SET TASK: From the data that follows, copy every line holding the string "this".

:: RAW DATA ::

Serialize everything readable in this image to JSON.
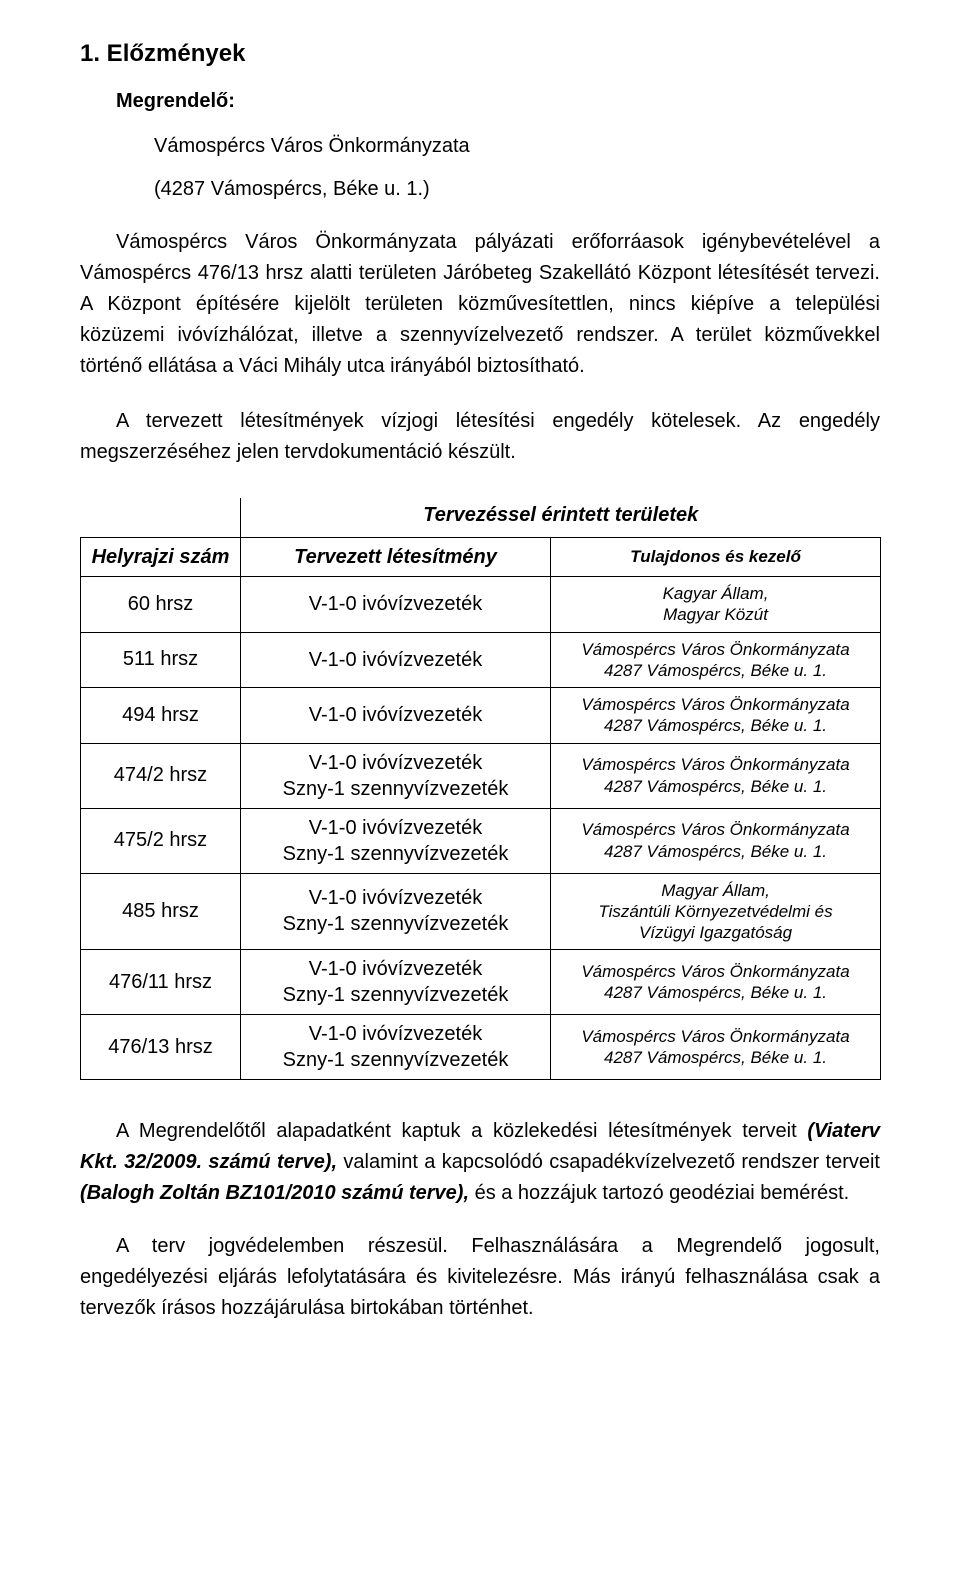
{
  "heading": "1. Előzmények",
  "subheading": "Megrendelő:",
  "client_name": "Vámospércs Város Önkormányzata",
  "client_address": "(4287 Vámospércs, Béke u. 1.)",
  "para1": "Vámospércs Város Önkormányzata pályázati erőforráasok igénybevételével a Vámospércs 476/13 hrsz alatti területen Járóbeteg Szakellátó Központ létesítését tervezi. A Központ építésére kijelölt területen közművesítettlen, nincs kiépíve a települési közüzemi ivóvízhálózat, illetve a szennyvízelvezető rendszer. A terület közművekkel történő ellátása a Váci Mihály utca irányából biztosítható.",
  "para2": "A tervezett létesítmények vízjogi létesítési engedély kötelesek. Az engedély megszerzéséhez jelen tervdokumentáció készült.",
  "table": {
    "title": "Tervezéssel érintett területek",
    "col_headers": [
      "Helyrajzi szám",
      "Tervezett létesítmény",
      "Tulajdonos és kezelő"
    ],
    "rows": [
      {
        "c0": "60 hrsz",
        "c1": "V-1-0 ivóvízvezeték",
        "c2": "Kagyar Állam,\nMagyar Közút"
      },
      {
        "c0": "511 hrsz",
        "c1": "V-1-0 ivóvízvezeték",
        "c2": "Vámospércs Város Önkormányzata\n4287 Vámospércs, Béke u. 1."
      },
      {
        "c0": "494 hrsz",
        "c1": "V-1-0 ivóvízvezeték",
        "c2": "Vámospércs Város Önkormányzata\n4287 Vámospércs, Béke u. 1."
      },
      {
        "c0": "474/2 hrsz",
        "c1": "V-1-0 ivóvízvezeték\nSzny-1 szennyvízvezeték",
        "c2": "Vámospércs Város Önkormányzata\n4287 Vámospércs, Béke u. 1."
      },
      {
        "c0": "475/2 hrsz",
        "c1": "V-1-0 ivóvízvezeték\nSzny-1 szennyvízvezeték",
        "c2": "Vámospércs Város Önkormányzata\n4287 Vámospércs, Béke u. 1."
      },
      {
        "c0": "485 hrsz",
        "c1": "V-1-0 ivóvízvezeték\nSzny-1 szennyvízvezeték",
        "c2": "Magyar Állam,\nTiszántúli Környezetvédelmi és\nVízügyi Igazgatóság"
      },
      {
        "c0": "476/11 hrsz",
        "c1": "V-1-0 ivóvízvezeték\nSzny-1 szennyvízvezeték",
        "c2": "Vámospércs Város Önkormányzata\n4287 Vámospércs, Béke u. 1."
      },
      {
        "c0": "476/13 hrsz",
        "c1": "V-1-0 ivóvízvezeték\nSzny-1 szennyvízvezeték",
        "c2": "Vámospércs Város Önkormányzata\n4287 Vámospércs, Béke u. 1."
      }
    ]
  },
  "foot_para1_pre": "A Megrendelőtől alapadatként kaptuk a közlekedési létesítmények terveit ",
  "foot_para1_bi1": "(Viaterv Kkt. 32/2009. számú terve),",
  "foot_para1_mid": " valamint a kapcsolódó csapadékvízelvezető rendszer terveit ",
  "foot_para1_bi2": "(Balogh Zoltán BZ101/2010 számú terve),",
  "foot_para1_end": " és a hozzájuk tartozó geodéziai bemérést.",
  "foot_para2": "A terv jogvédelemben részesül. Felhasználására a Megrendelő jogosult, engedélyezési eljárás lefolytatására és kivitelezésre. Más irányú felhasználása csak a tervezők írásos hozzájárulása birtokában történhet."
}
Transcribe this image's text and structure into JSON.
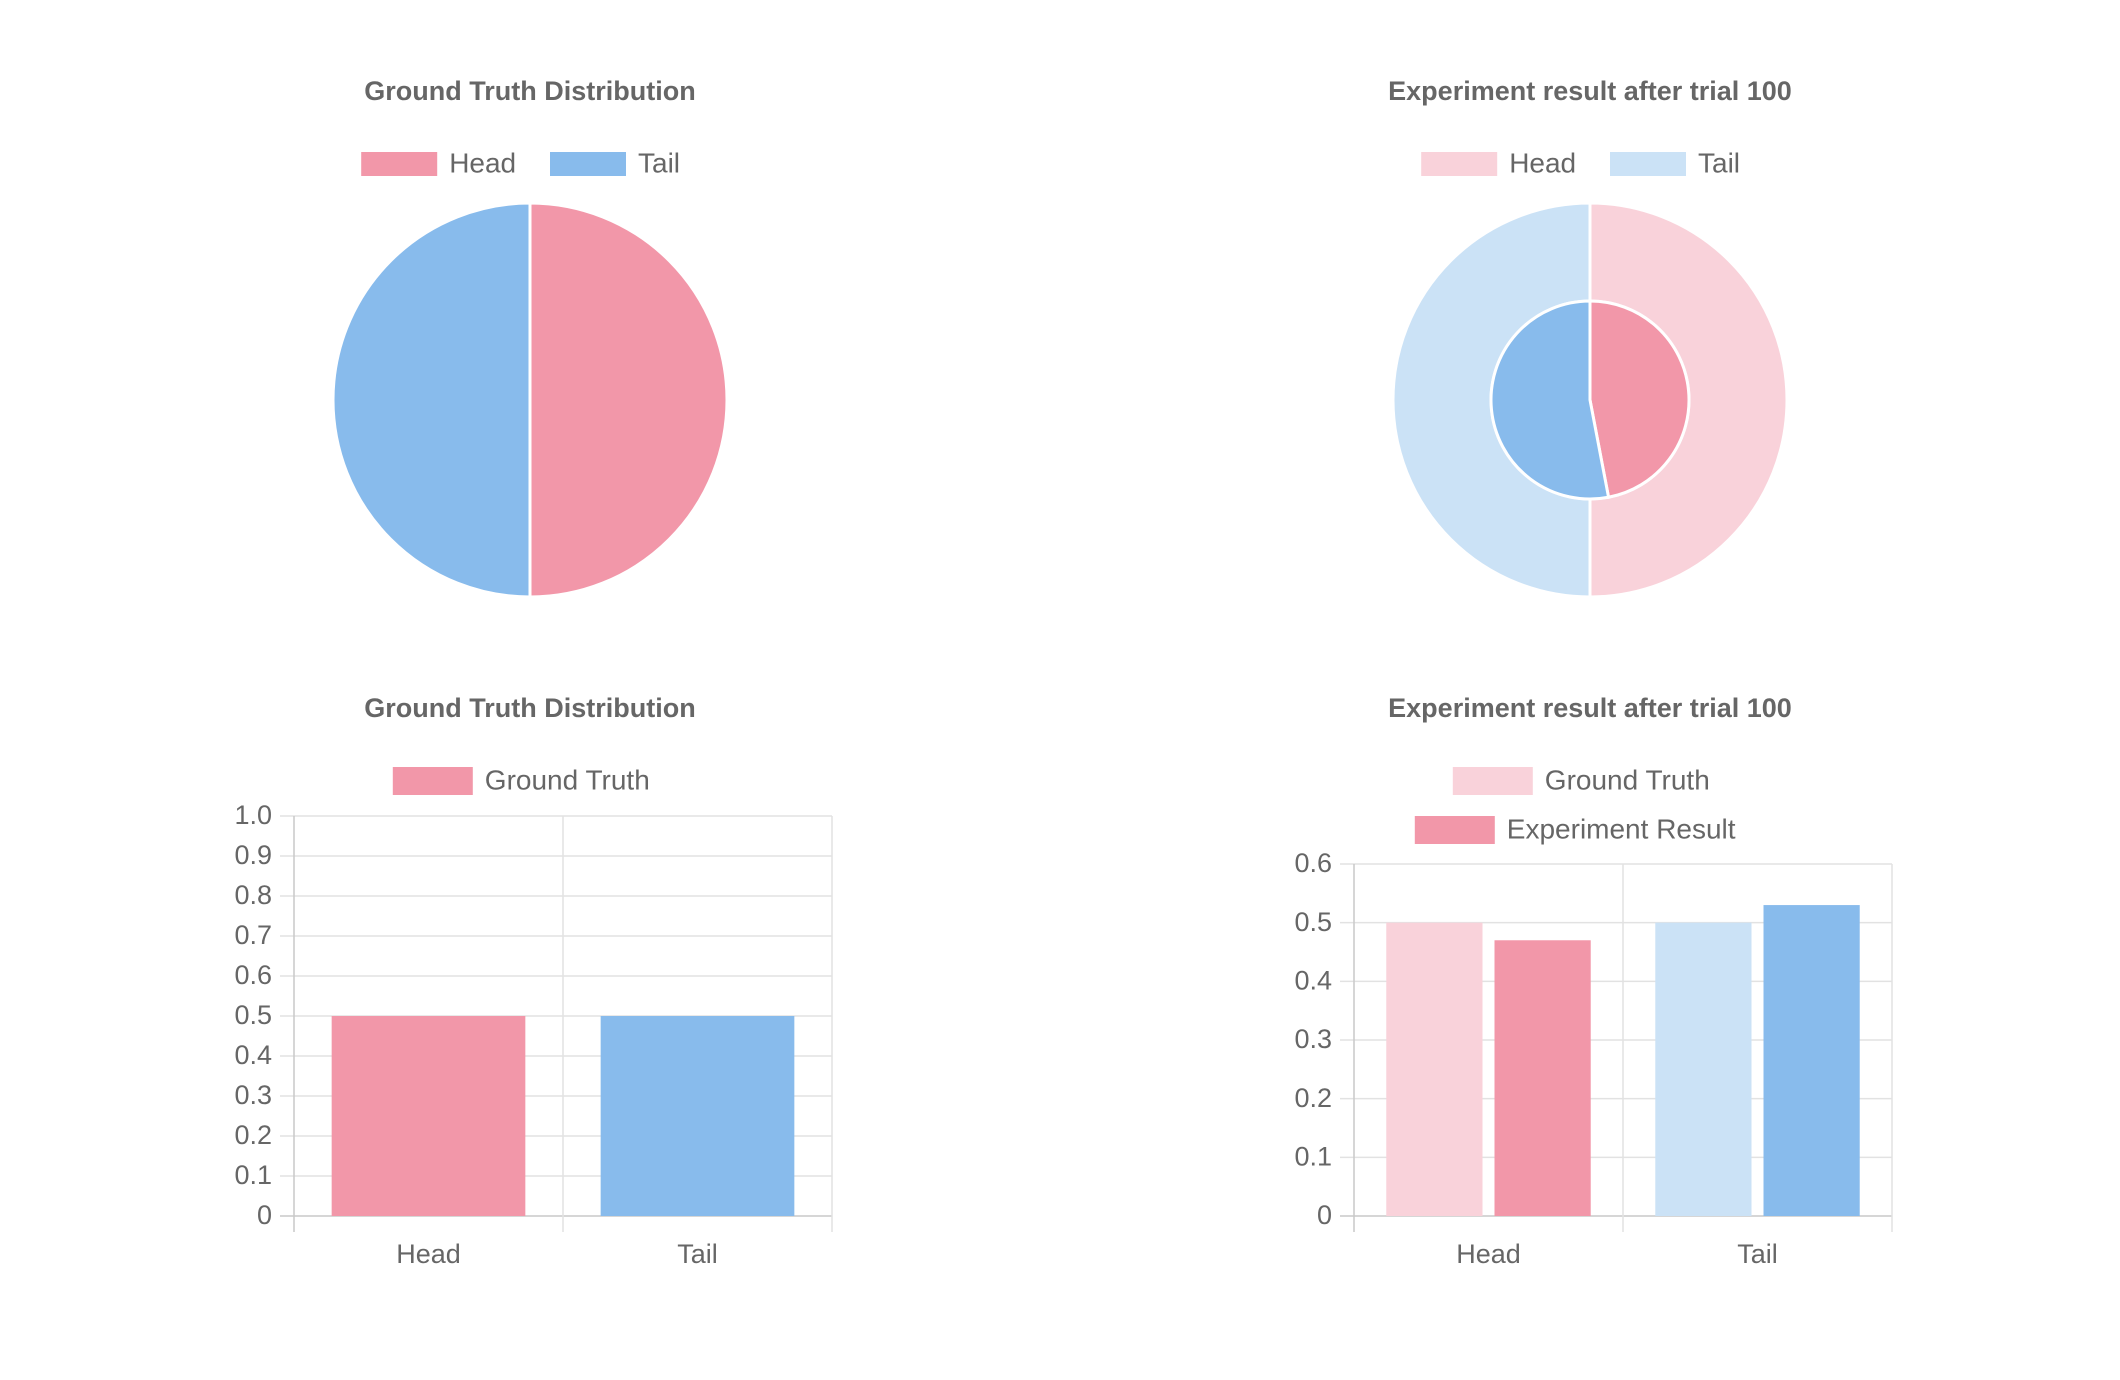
{
  "colors": {
    "head": "#f297a9",
    "tail": "#88bbec",
    "head_light": "#f9d2da",
    "tail_light": "#cbe2f6"
  },
  "chart_data": [
    {
      "id": "pie-gt",
      "type": "pie",
      "title": "Ground Truth Distribution",
      "legend": [
        "Head",
        "Tail"
      ],
      "legend_position": "top",
      "rings": [
        {
          "name": "",
          "values": [
            0.5,
            0.5
          ],
          "colors": [
            "#f297a9",
            "#88bbec"
          ]
        }
      ]
    },
    {
      "id": "pie-exp",
      "type": "pie",
      "title": "Experiment result after trial 100",
      "legend": [
        "Head",
        "Tail"
      ],
      "legend_position": "top",
      "rings": [
        {
          "name": "",
          "values": [
            0.5,
            0.5
          ],
          "colors": [
            "#f9d2da",
            "#cbe2f6"
          ]
        },
        {
          "name": "",
          "values": [
            0.47,
            0.53
          ],
          "colors": [
            "#f297a9",
            "#88bbec"
          ]
        }
      ]
    },
    {
      "id": "bar-gt",
      "type": "bar",
      "title": "Ground Truth Distribution",
      "categories": [
        "Head",
        "Tail"
      ],
      "series": [
        {
          "name": "Ground Truth",
          "values": [
            0.5,
            0.5
          ],
          "colors": [
            "#f297a9",
            "#88bbec"
          ],
          "legend_color": "#f297a9"
        }
      ],
      "ylim": [
        0,
        1.0
      ],
      "yticks": [
        "0",
        "0.1",
        "0.2",
        "0.3",
        "0.4",
        "0.5",
        "0.6",
        "0.7",
        "0.8",
        "0.9",
        "1.0"
      ],
      "grid": true,
      "legend_position": "top"
    },
    {
      "id": "bar-exp",
      "type": "bar",
      "title": "Experiment result after trial 100",
      "categories": [
        "Head",
        "Tail"
      ],
      "series": [
        {
          "name": "Ground Truth",
          "values": [
            0.5,
            0.5
          ],
          "colors": [
            "#f9d2da",
            "#cbe2f6"
          ],
          "legend_color": "#f9d2da"
        },
        {
          "name": "Experiment Result",
          "values": [
            0.47,
            0.53
          ],
          "colors": [
            "#f297a9",
            "#88bbec"
          ],
          "legend_color": "#f297a9"
        }
      ],
      "ylim": [
        0,
        0.6
      ],
      "yticks": [
        "0",
        "0.1",
        "0.2",
        "0.3",
        "0.4",
        "0.5",
        "0.6"
      ],
      "grid": true,
      "legend_position": "top"
    }
  ]
}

:::

FINISHED TASK:
Serialize everything readable in this image to JSON.
Transcribe this image's text and structure into JSON.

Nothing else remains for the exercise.